◆ **Collected data entries**
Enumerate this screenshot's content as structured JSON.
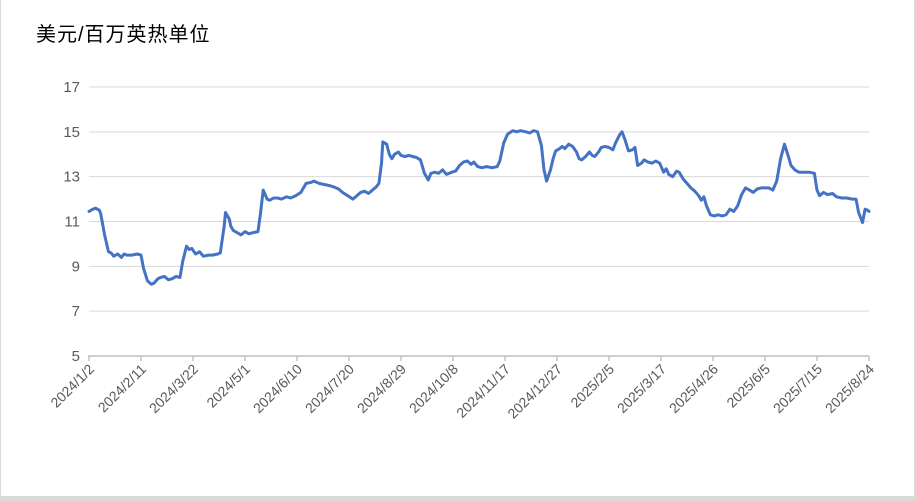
{
  "chart_data": {
    "type": "line",
    "title": "美元/百万英热单位",
    "xlabel": "",
    "ylabel": "",
    "ylim": [
      5,
      17
    ],
    "yticks": [
      5,
      7,
      9,
      11,
      13,
      15,
      17
    ],
    "grid": true,
    "legend": "none",
    "x_tick_labels": [
      "2024/1/2",
      "2024/2/11",
      "2024/3/22",
      "2024/5/1",
      "2024/6/10",
      "2024/7/20",
      "2024/8/29",
      "2024/10/8",
      "2024/11/17",
      "2024/12/27",
      "2025/2/5",
      "2025/3/17",
      "2025/4/26",
      "2025/6/5",
      "2025/7/15",
      "2025/8/24"
    ],
    "x_tick_days": [
      0,
      40,
      80,
      120,
      160,
      200,
      240,
      280,
      320,
      360,
      400,
      440,
      480,
      520,
      560,
      600
    ],
    "x_range_days": [
      0,
      600
    ],
    "series": [
      {
        "name": "美元/百万英热单位",
        "color": "#4472C4",
        "points": [
          [
            0,
            11.45
          ],
          [
            3,
            11.55
          ],
          [
            5,
            11.6
          ],
          [
            8,
            11.5
          ],
          [
            9,
            11.35
          ],
          [
            12,
            10.4
          ],
          [
            15,
            9.65
          ],
          [
            17,
            9.6
          ],
          [
            19,
            9.45
          ],
          [
            22,
            9.55
          ],
          [
            25,
            9.4
          ],
          [
            27,
            9.55
          ],
          [
            29,
            9.5
          ],
          [
            33,
            9.5
          ],
          [
            37,
            9.55
          ],
          [
            40,
            9.5
          ],
          [
            42,
            8.9
          ],
          [
            45,
            8.35
          ],
          [
            48,
            8.2
          ],
          [
            50,
            8.25
          ],
          [
            53,
            8.45
          ],
          [
            55,
            8.5
          ],
          [
            58,
            8.55
          ],
          [
            61,
            8.4
          ],
          [
            64,
            8.45
          ],
          [
            67,
            8.55
          ],
          [
            70,
            8.5
          ],
          [
            72,
            9.2
          ],
          [
            75,
            9.9
          ],
          [
            77,
            9.75
          ],
          [
            79,
            9.8
          ],
          [
            82,
            9.55
          ],
          [
            85,
            9.65
          ],
          [
            88,
            9.45
          ],
          [
            92,
            9.5
          ],
          [
            95,
            9.5
          ],
          [
            99,
            9.55
          ],
          [
            101,
            9.6
          ],
          [
            104,
            10.8
          ],
          [
            105,
            11.4
          ],
          [
            108,
            11.1
          ],
          [
            109,
            10.8
          ],
          [
            111,
            10.6
          ],
          [
            114,
            10.5
          ],
          [
            117,
            10.4
          ],
          [
            120,
            10.55
          ],
          [
            123,
            10.45
          ],
          [
            126,
            10.5
          ],
          [
            130,
            10.55
          ],
          [
            132,
            11.4
          ],
          [
            134,
            12.4
          ],
          [
            137,
            12.0
          ],
          [
            139,
            11.95
          ],
          [
            142,
            12.05
          ],
          [
            145,
            12.05
          ],
          [
            148,
            12.0
          ],
          [
            152,
            12.1
          ],
          [
            155,
            12.05
          ],
          [
            159,
            12.15
          ],
          [
            163,
            12.3
          ],
          [
            167,
            12.7
          ],
          [
            171,
            12.75
          ],
          [
            173,
            12.8
          ],
          [
            177,
            12.7
          ],
          [
            181,
            12.65
          ],
          [
            185,
            12.6
          ],
          [
            188,
            12.55
          ],
          [
            192,
            12.45
          ],
          [
            195,
            12.3
          ],
          [
            199,
            12.15
          ],
          [
            203,
            12.0
          ],
          [
            206,
            12.15
          ],
          [
            209,
            12.3
          ],
          [
            212,
            12.35
          ],
          [
            215,
            12.25
          ],
          [
            218,
            12.4
          ],
          [
            221,
            12.55
          ],
          [
            223,
            12.7
          ],
          [
            225,
            13.6
          ],
          [
            226,
            14.55
          ],
          [
            229,
            14.45
          ],
          [
            231,
            14.0
          ],
          [
            233,
            13.8
          ],
          [
            235,
            14.0
          ],
          [
            238,
            14.1
          ],
          [
            240,
            13.95
          ],
          [
            243,
            13.9
          ],
          [
            246,
            13.95
          ],
          [
            249,
            13.9
          ],
          [
            252,
            13.85
          ],
          [
            255,
            13.75
          ],
          [
            258,
            13.15
          ],
          [
            261,
            12.85
          ],
          [
            263,
            13.15
          ],
          [
            266,
            13.2
          ],
          [
            269,
            13.15
          ],
          [
            272,
            13.3
          ],
          [
            275,
            13.1
          ],
          [
            279,
            13.2
          ],
          [
            282,
            13.25
          ],
          [
            285,
            13.5
          ],
          [
            288,
            13.65
          ],
          [
            291,
            13.7
          ],
          [
            294,
            13.55
          ],
          [
            296,
            13.65
          ],
          [
            299,
            13.45
          ],
          [
            302,
            13.4
          ],
          [
            306,
            13.45
          ],
          [
            310,
            13.4
          ],
          [
            314,
            13.45
          ],
          [
            316,
            13.7
          ],
          [
            319,
            14.5
          ],
          [
            322,
            14.9
          ],
          [
            326,
            15.05
          ],
          [
            329,
            15.0
          ],
          [
            332,
            15.05
          ],
          [
            336,
            15.0
          ],
          [
            339,
            14.95
          ],
          [
            342,
            15.05
          ],
          [
            345,
            15.0
          ],
          [
            348,
            14.4
          ],
          [
            350,
            13.3
          ],
          [
            352,
            12.8
          ],
          [
            355,
            13.3
          ],
          [
            357,
            13.8
          ],
          [
            359,
            14.15
          ],
          [
            362,
            14.25
          ],
          [
            364,
            14.35
          ],
          [
            366,
            14.25
          ],
          [
            369,
            14.45
          ],
          [
            372,
            14.35
          ],
          [
            375,
            14.1
          ],
          [
            377,
            13.8
          ],
          [
            379,
            13.75
          ],
          [
            382,
            13.9
          ],
          [
            385,
            14.1
          ],
          [
            387,
            13.95
          ],
          [
            389,
            13.9
          ],
          [
            392,
            14.1
          ],
          [
            394,
            14.3
          ],
          [
            397,
            14.35
          ],
          [
            400,
            14.3
          ],
          [
            403,
            14.2
          ],
          [
            405,
            14.5
          ],
          [
            408,
            14.85
          ],
          [
            410,
            15.0
          ],
          [
            412,
            14.7
          ],
          [
            415,
            14.15
          ],
          [
            418,
            14.2
          ],
          [
            420,
            14.3
          ],
          [
            422,
            13.5
          ],
          [
            425,
            13.6
          ],
          [
            427,
            13.75
          ],
          [
            430,
            13.65
          ],
          [
            433,
            13.6
          ],
          [
            436,
            13.7
          ],
          [
            439,
            13.6
          ],
          [
            442,
            13.2
          ],
          [
            444,
            13.35
          ],
          [
            446,
            13.1
          ],
          [
            449,
            13.0
          ],
          [
            452,
            13.25
          ],
          [
            454,
            13.2
          ],
          [
            457,
            12.9
          ],
          [
            460,
            12.7
          ],
          [
            463,
            12.5
          ],
          [
            466,
            12.35
          ],
          [
            469,
            12.15
          ],
          [
            471,
            11.95
          ],
          [
            473,
            12.1
          ],
          [
            475,
            11.7
          ],
          [
            478,
            11.3
          ],
          [
            481,
            11.25
          ],
          [
            484,
            11.3
          ],
          [
            487,
            11.25
          ],
          [
            490,
            11.3
          ],
          [
            493,
            11.55
          ],
          [
            496,
            11.45
          ],
          [
            499,
            11.7
          ],
          [
            502,
            12.2
          ],
          [
            505,
            12.5
          ],
          [
            508,
            12.4
          ],
          [
            511,
            12.3
          ],
          [
            514,
            12.45
          ],
          [
            517,
            12.5
          ],
          [
            520,
            12.5
          ],
          [
            523,
            12.5
          ],
          [
            526,
            12.4
          ],
          [
            529,
            12.8
          ],
          [
            532,
            13.8
          ],
          [
            535,
            14.45
          ],
          [
            538,
            13.9
          ],
          [
            540,
            13.5
          ],
          [
            543,
            13.3
          ],
          [
            546,
            13.2
          ],
          [
            550,
            13.2
          ],
          [
            554,
            13.2
          ],
          [
            558,
            13.15
          ],
          [
            560,
            12.4
          ],
          [
            562,
            12.15
          ],
          [
            565,
            12.3
          ],
          [
            568,
            12.2
          ],
          [
            572,
            12.25
          ],
          [
            575,
            12.1
          ],
          [
            579,
            12.05
          ],
          [
            583,
            12.05
          ],
          [
            587,
            12.0
          ],
          [
            590,
            12.0
          ],
          [
            592,
            11.4
          ],
          [
            595,
            10.95
          ],
          [
            597,
            11.55
          ],
          [
            599,
            11.5
          ],
          [
            600,
            11.45
          ]
        ]
      }
    ]
  },
  "colors": {
    "line": "#4472C4",
    "gridline": "#D9D9D9",
    "axis": "#BFBFBF",
    "tick_label": "#595959",
    "title": "#000000",
    "background": "#FFFFFF",
    "frame_border": "#D9D9D9"
  }
}
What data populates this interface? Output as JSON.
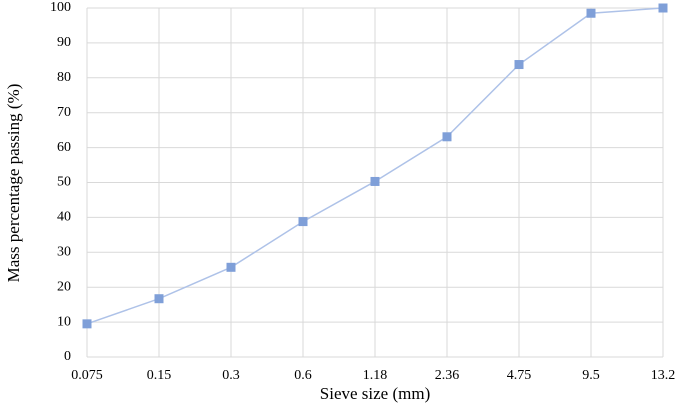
{
  "chart_data": {
    "type": "line",
    "x_label": "Sieve size (mm)",
    "y_label": "Mass  percentage passing (%)",
    "categories": [
      "0.075",
      "0.15",
      "0.3",
      "0.6",
      "1.18",
      "2.36",
      "4.75",
      "9.5",
      "13.2"
    ],
    "values": [
      9.5,
      16.7,
      25.7,
      38.8,
      50.3,
      63.1,
      83.8,
      98.5,
      100
    ],
    "color": "#7f9fd8",
    "line_color": "#aec2e8",
    "ylim": [
      0,
      100
    ],
    "yticks": [
      0,
      10,
      20,
      30,
      40,
      50,
      60,
      70,
      80,
      90,
      100
    ],
    "grid": true
  }
}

◆ **Exercise directions**
Omit the pictures, then extract verbatim only those lines that fall between the line containing "What data populates" and the final line of the records above, both included.

◆ **Final result**
What data populates this interface? Output as JSON.
{
  "chart_data": {
    "type": "line",
    "x_label": "Sieve size (mm)",
    "y_label": "Mass  percentage passing (%)",
    "categories": [
      "0.075",
      "0.15",
      "0.3",
      "0.6",
      "1.18",
      "2.36",
      "4.75",
      "9.5",
      "13.2"
    ],
    "values": [
      9.5,
      16.7,
      25.7,
      38.8,
      50.3,
      63.1,
      83.8,
      98.5,
      100
    ],
    "color": "#7f9fd8",
    "line_color": "#aec2e8",
    "ylim": [
      0,
      100
    ],
    "yticks": [
      0,
      10,
      20,
      30,
      40,
      50,
      60,
      70,
      80,
      90,
      100
    ],
    "grid": true
  }
}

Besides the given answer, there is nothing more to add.